Data entries for graphics
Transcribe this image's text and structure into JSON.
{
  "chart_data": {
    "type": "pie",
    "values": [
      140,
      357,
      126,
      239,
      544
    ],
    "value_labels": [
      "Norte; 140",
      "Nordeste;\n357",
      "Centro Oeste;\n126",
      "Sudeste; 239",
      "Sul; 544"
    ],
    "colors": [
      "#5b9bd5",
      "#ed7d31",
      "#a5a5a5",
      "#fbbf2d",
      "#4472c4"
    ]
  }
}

PROBLEM DESCRIPTION: Each entry is to be returned in full, character for character.

FINAL ANSWER:
Transcribe this image's text and structure into JSON.
{
  "chart_data": {
    "type": "pie",
    "values": [
      140,
      357,
      126,
      239,
      544
    ],
    "value_labels": [
      "Norte; 140",
      "Nordeste;\n357",
      "Centro Oeste;\n126",
      "Sudeste; 239",
      "Sul; 544"
    ],
    "colors": [
      "#5b9bd5",
      "#ed7d31",
      "#a5a5a5",
      "#fbbf2d",
      "#4472c4"
    ]
  }
}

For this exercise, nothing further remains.